(Items from a figure collection)
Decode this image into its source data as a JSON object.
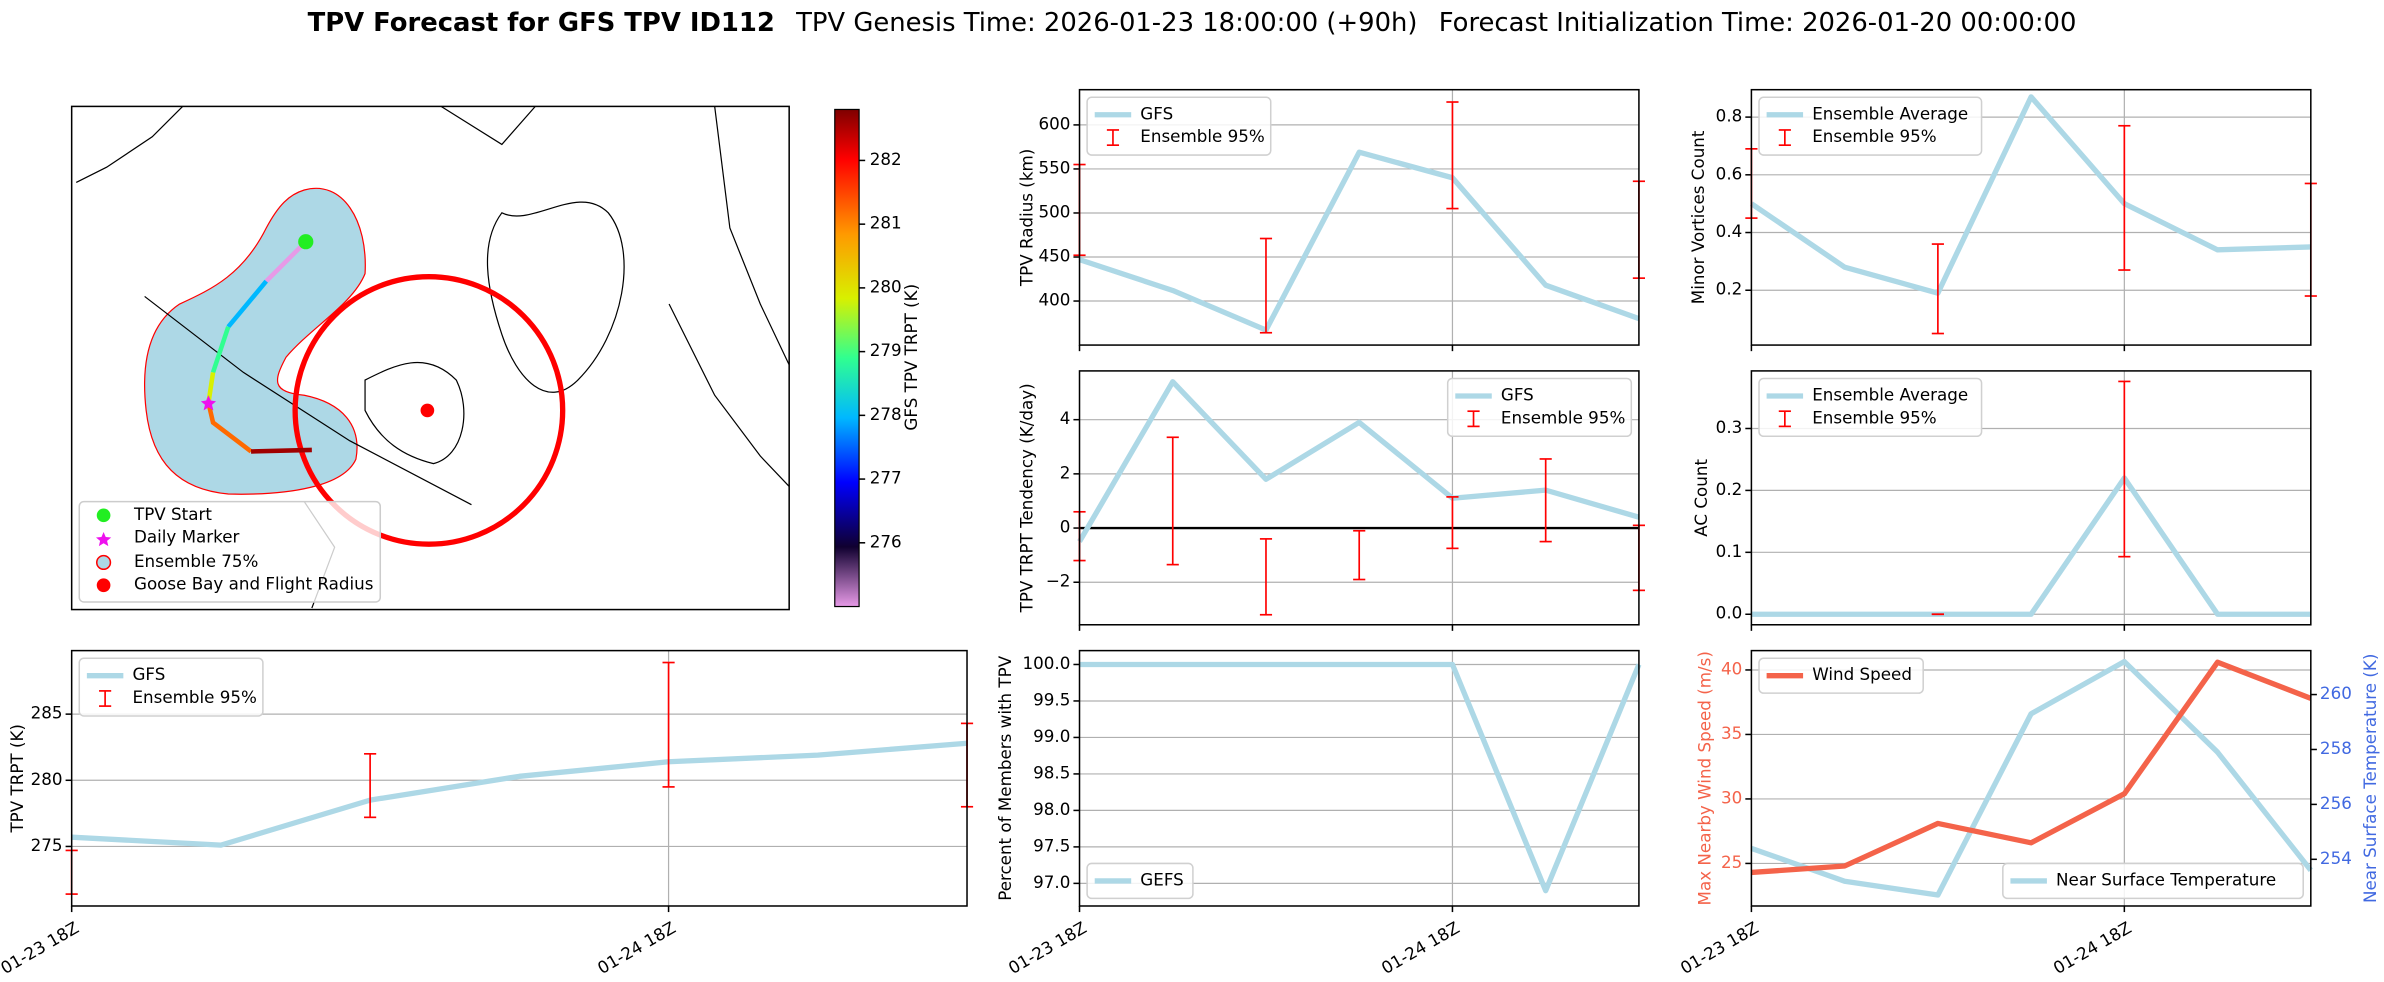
{
  "title": {
    "main": "TPV Forecast for GFS TPV ID112",
    "genesis": "TPV Genesis Time: 2026-01-23 18:00:00 (+90h)",
    "init": "Forecast Initialization Time: 2026-01-20 00:00:00"
  },
  "chart_data": [
    {
      "type": "map",
      "legend": [
        "TPV Start",
        "Daily Marker",
        "Ensemble 75%",
        "Goose Bay and Flight Radius"
      ],
      "colorbar": {
        "label": "GFS TPV TRPT (K)",
        "clim": [
          275.0,
          282.8
        ],
        "cticks": [
          276,
          277,
          278,
          279,
          280,
          281,
          282
        ]
      }
    },
    {
      "type": "line",
      "ylabel": "TPV Radius (km)",
      "ylim": [
        350,
        640
      ],
      "yticks": [
        400,
        450,
        500,
        550,
        600
      ],
      "grid": true,
      "legend": "upper left",
      "series": [
        {
          "name": "GFS",
          "color": "#add8e6",
          "values": [
            447,
            412,
            367,
            569,
            540,
            418,
            380
          ]
        },
        {
          "name": "Ensemble 95%",
          "type": "errorbar",
          "color": "#ff0000",
          "low": [
            452,
            null,
            364,
            null,
            505,
            null,
            426
          ],
          "high": [
            555,
            null,
            471,
            null,
            626,
            null,
            536
          ]
        }
      ]
    },
    {
      "type": "line",
      "ylabel": "Minor Vortices Count",
      "ylim": [
        0.01,
        0.895
      ],
      "yticks": [
        0.2,
        0.4,
        0.6,
        0.8
      ],
      "grid": true,
      "legend": "upper left",
      "series": [
        {
          "name": "Ensemble Average",
          "color": "#add8e6",
          "values": [
            0.5,
            0.28,
            0.19,
            0.87,
            0.5,
            0.34,
            0.35
          ]
        },
        {
          "name": "Ensemble 95%",
          "type": "errorbar",
          "color": "#ff0000",
          "low": [
            0.45,
            null,
            0.05,
            null,
            0.27,
            null,
            0.18
          ],
          "high": [
            0.69,
            null,
            0.36,
            null,
            0.77,
            null,
            0.57
          ]
        }
      ]
    },
    {
      "type": "line",
      "ylabel": "TPV TRPT Tendency (K/day)",
      "ylim": [
        -3.57,
        5.8
      ],
      "yticks": [
        {
          "value": -2,
          "label": "−2"
        },
        0,
        2,
        4
      ],
      "grid": true,
      "hline": 0,
      "legend": "upper right",
      "series": [
        {
          "name": "GFS",
          "color": "#add8e6",
          "values": [
            -0.5,
            5.4,
            1.8,
            3.9,
            1.1,
            1.4,
            0.4
          ]
        },
        {
          "name": "Ensemble 95%",
          "type": "errorbar",
          "color": "#ff0000",
          "low": [
            -1.2,
            -1.35,
            -3.2,
            -1.9,
            -0.75,
            -0.5,
            -2.3
          ],
          "high": [
            0.6,
            3.35,
            -0.4,
            -0.1,
            1.15,
            2.55,
            0.1
          ]
        }
      ]
    },
    {
      "type": "line",
      "ylabel": "AC Count",
      "ylim": [
        -0.017,
        0.393
      ],
      "yticks": [
        {
          "value": 0,
          "label": "0.0"
        },
        0.1,
        0.2,
        0.3
      ],
      "grid": true,
      "legend": "upper left",
      "series": [
        {
          "name": "Ensemble Average",
          "color": "#add8e6",
          "values": [
            0,
            0,
            0,
            0,
            0.22,
            0,
            0
          ]
        },
        {
          "name": "Ensemble 95%",
          "type": "errorbar",
          "color": "#ff0000",
          "low": [
            null,
            null,
            0,
            null,
            0.093,
            null,
            null
          ],
          "high": [
            null,
            null,
            0,
            null,
            0.376,
            null,
            null
          ]
        }
      ]
    },
    {
      "type": "line",
      "ylabel": "TPV TRPT (K)",
      "ylim": [
        270.5,
        289.8
      ],
      "yticks": [
        275,
        280,
        285
      ],
      "grid": true,
      "legend": "upper left",
      "categories": [
        "01-23 18Z",
        null,
        null,
        null,
        "01-24 18Z",
        null,
        null
      ],
      "series": [
        {
          "name": "GFS",
          "color": "#add8e6",
          "values": [
            275.7,
            275.1,
            278.5,
            280.3,
            281.4,
            281.9,
            282.8
          ]
        },
        {
          "name": "Ensemble 95%",
          "type": "errorbar",
          "color": "#ff0000",
          "low": [
            271.4,
            null,
            277.2,
            null,
            279.5,
            null,
            278.0
          ],
          "high": [
            274.7,
            null,
            282.0,
            null,
            288.9,
            null,
            284.3
          ]
        }
      ]
    },
    {
      "type": "line",
      "ylabel": "Percent of Members with TPV",
      "ylim": [
        96.69,
        100.19
      ],
      "yticks": [
        {
          "value": 97,
          "label": "97.0"
        },
        {
          "value": 97.5,
          "label": "97.5"
        },
        {
          "value": 98,
          "label": "98.0"
        },
        {
          "value": 98.5,
          "label": "98.5"
        },
        {
          "value": 99,
          "label": "99.0"
        },
        {
          "value": 99.5,
          "label": "99.5"
        },
        {
          "value": 100,
          "label": "100.0"
        }
      ],
      "grid": true,
      "legend": "lower left",
      "categories": [
        "01-23 18Z",
        null,
        null,
        null,
        "01-24 18Z",
        null,
        null
      ],
      "series": [
        {
          "name": "GEFS",
          "color": "#add8e6",
          "values": [
            100,
            100,
            100,
            100,
            100,
            96.9,
            100
          ]
        }
      ]
    },
    {
      "type": "line",
      "ylabel": "Max Nearby Wind Speed (m/s)",
      "ycolor": "#f4634a",
      "ylim": [
        21.7,
        41.5
      ],
      "yticks": [
        25,
        30,
        35,
        40
      ],
      "y2label": "Near Surface Temperature (K)",
      "y2color": "#4169e1",
      "y2lim": [
        252.3,
        261.6
      ],
      "y2ticks": [
        254,
        256,
        258,
        260
      ],
      "grid": true,
      "categories": [
        "01-23 18Z",
        null,
        null,
        null,
        "01-24 18Z",
        null,
        null
      ],
      "series": [
        {
          "name": "Wind Speed",
          "color": "#f4634a",
          "legend": "upper left",
          "values": [
            24.3,
            24.8,
            28.1,
            26.6,
            30.4,
            40.6,
            37.8
          ]
        },
        {
          "name": "Near Surface Temperature",
          "color": "#add8e6",
          "axis": "y2",
          "legend": "lower right",
          "values": [
            254.4,
            253.2,
            252.7,
            259.3,
            261.2,
            257.9,
            253.6
          ]
        }
      ]
    }
  ]
}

=== TASK DETAILS ===
Repeat all of the entries word for word, but omit the pictures.

=== EXPECTED ANSWER ===
Decode this image into its source data as a JSON object.
{
  "title": {
    "main": "TPV Forecast for GFS TPV ID112",
    "genesis": "TPV Genesis Time: 2026-01-23 18:00:00 (+90h)",
    "init": "Forecast Initialization Time: 2026-01-20 00:00:00"
  },
  "chart_data": [
    {
      "type": "map",
      "legend": [
        "TPV Start",
        "Daily Marker",
        "Ensemble 75%",
        "Goose Bay and Flight Radius"
      ],
      "colorbar": {
        "label": "GFS TPV TRPT (K)",
        "clim": [
          275.0,
          282.8
        ],
        "cticks": [
          276,
          277,
          278,
          279,
          280,
          281,
          282
        ]
      }
    },
    {
      "type": "line",
      "ylabel": "TPV Radius (km)",
      "ylim": [
        350,
        640
      ],
      "yticks": [
        400,
        450,
        500,
        550,
        600
      ],
      "grid": true,
      "legend": "upper left",
      "series": [
        {
          "name": "GFS",
          "color": "#add8e6",
          "values": [
            447,
            412,
            367,
            569,
            540,
            418,
            380
          ]
        },
        {
          "name": "Ensemble 95%",
          "type": "errorbar",
          "color": "#ff0000",
          "low": [
            452,
            null,
            364,
            null,
            505,
            null,
            426
          ],
          "high": [
            555,
            null,
            471,
            null,
            626,
            null,
            536
          ]
        }
      ]
    },
    {
      "type": "line",
      "ylabel": "Minor Vortices Count",
      "ylim": [
        0.01,
        0.895
      ],
      "yticks": [
        0.2,
        0.4,
        0.6,
        0.8
      ],
      "grid": true,
      "legend": "upper left",
      "series": [
        {
          "name": "Ensemble Average",
          "color": "#add8e6",
          "values": [
            0.5,
            0.28,
            0.19,
            0.87,
            0.5,
            0.34,
            0.35
          ]
        },
        {
          "name": "Ensemble 95%",
          "type": "errorbar",
          "color": "#ff0000",
          "low": [
            0.45,
            null,
            0.05,
            null,
            0.27,
            null,
            0.18
          ],
          "high": [
            0.69,
            null,
            0.36,
            null,
            0.77,
            null,
            0.57
          ]
        }
      ]
    },
    {
      "type": "line",
      "ylabel": "TPV TRPT Tendency (K/day)",
      "ylim": [
        -3.57,
        5.8
      ],
      "yticks": [
        {
          "value": -2,
          "label": "−2"
        },
        0,
        2,
        4
      ],
      "grid": true,
      "hline": 0,
      "legend": "upper right",
      "series": [
        {
          "name": "GFS",
          "color": "#add8e6",
          "values": [
            -0.5,
            5.4,
            1.8,
            3.9,
            1.1,
            1.4,
            0.4
          ]
        },
        {
          "name": "Ensemble 95%",
          "type": "errorbar",
          "color": "#ff0000",
          "low": [
            -1.2,
            -1.35,
            -3.2,
            -1.9,
            -0.75,
            -0.5,
            -2.3
          ],
          "high": [
            0.6,
            3.35,
            -0.4,
            -0.1,
            1.15,
            2.55,
            0.1
          ]
        }
      ]
    },
    {
      "type": "line",
      "ylabel": "AC Count",
      "ylim": [
        -0.017,
        0.393
      ],
      "yticks": [
        {
          "value": 0,
          "label": "0.0"
        },
        0.1,
        0.2,
        0.3
      ],
      "grid": true,
      "legend": "upper left",
      "series": [
        {
          "name": "Ensemble Average",
          "color": "#add8e6",
          "values": [
            0,
            0,
            0,
            0,
            0.22,
            0,
            0
          ]
        },
        {
          "name": "Ensemble 95%",
          "type": "errorbar",
          "color": "#ff0000",
          "low": [
            null,
            null,
            0,
            null,
            0.093,
            null,
            null
          ],
          "high": [
            null,
            null,
            0,
            null,
            0.376,
            null,
            null
          ]
        }
      ]
    },
    {
      "type": "line",
      "ylabel": "TPV TRPT (K)",
      "ylim": [
        270.5,
        289.8
      ],
      "yticks": [
        275,
        280,
        285
      ],
      "grid": true,
      "legend": "upper left",
      "categories": [
        "01-23 18Z",
        null,
        null,
        null,
        "01-24 18Z",
        null,
        null
      ],
      "series": [
        {
          "name": "GFS",
          "color": "#add8e6",
          "values": [
            275.7,
            275.1,
            278.5,
            280.3,
            281.4,
            281.9,
            282.8
          ]
        },
        {
          "name": "Ensemble 95%",
          "type": "errorbar",
          "color": "#ff0000",
          "low": [
            271.4,
            null,
            277.2,
            null,
            279.5,
            null,
            278.0
          ],
          "high": [
            274.7,
            null,
            282.0,
            null,
            288.9,
            null,
            284.3
          ]
        }
      ]
    },
    {
      "type": "line",
      "ylabel": "Percent of Members with TPV",
      "ylim": [
        96.69,
        100.19
      ],
      "yticks": [
        {
          "value": 97,
          "label": "97.0"
        },
        {
          "value": 97.5,
          "label": "97.5"
        },
        {
          "value": 98,
          "label": "98.0"
        },
        {
          "value": 98.5,
          "label": "98.5"
        },
        {
          "value": 99,
          "label": "99.0"
        },
        {
          "value": 99.5,
          "label": "99.5"
        },
        {
          "value": 100,
          "label": "100.0"
        }
      ],
      "grid": true,
      "legend": "lower left",
      "categories": [
        "01-23 18Z",
        null,
        null,
        null,
        "01-24 18Z",
        null,
        null
      ],
      "series": [
        {
          "name": "GEFS",
          "color": "#add8e6",
          "values": [
            100,
            100,
            100,
            100,
            100,
            96.9,
            100
          ]
        }
      ]
    },
    {
      "type": "line",
      "ylabel": "Max Nearby Wind Speed (m/s)",
      "ycolor": "#f4634a",
      "ylim": [
        21.7,
        41.5
      ],
      "yticks": [
        25,
        30,
        35,
        40
      ],
      "y2label": "Near Surface Temperature (K)",
      "y2color": "#4169e1",
      "y2lim": [
        252.3,
        261.6
      ],
      "y2ticks": [
        254,
        256,
        258,
        260
      ],
      "grid": true,
      "categories": [
        "01-23 18Z",
        null,
        null,
        null,
        "01-24 18Z",
        null,
        null
      ],
      "series": [
        {
          "name": "Wind Speed",
          "color": "#f4634a",
          "legend": "upper left",
          "values": [
            24.3,
            24.8,
            28.1,
            26.6,
            30.4,
            40.6,
            37.8
          ]
        },
        {
          "name": "Near Surface Temperature",
          "color": "#add8e6",
          "axis": "y2",
          "legend": "lower right",
          "values": [
            254.4,
            253.2,
            252.7,
            259.3,
            261.2,
            257.9,
            253.6
          ]
        }
      ]
    }
  ]
}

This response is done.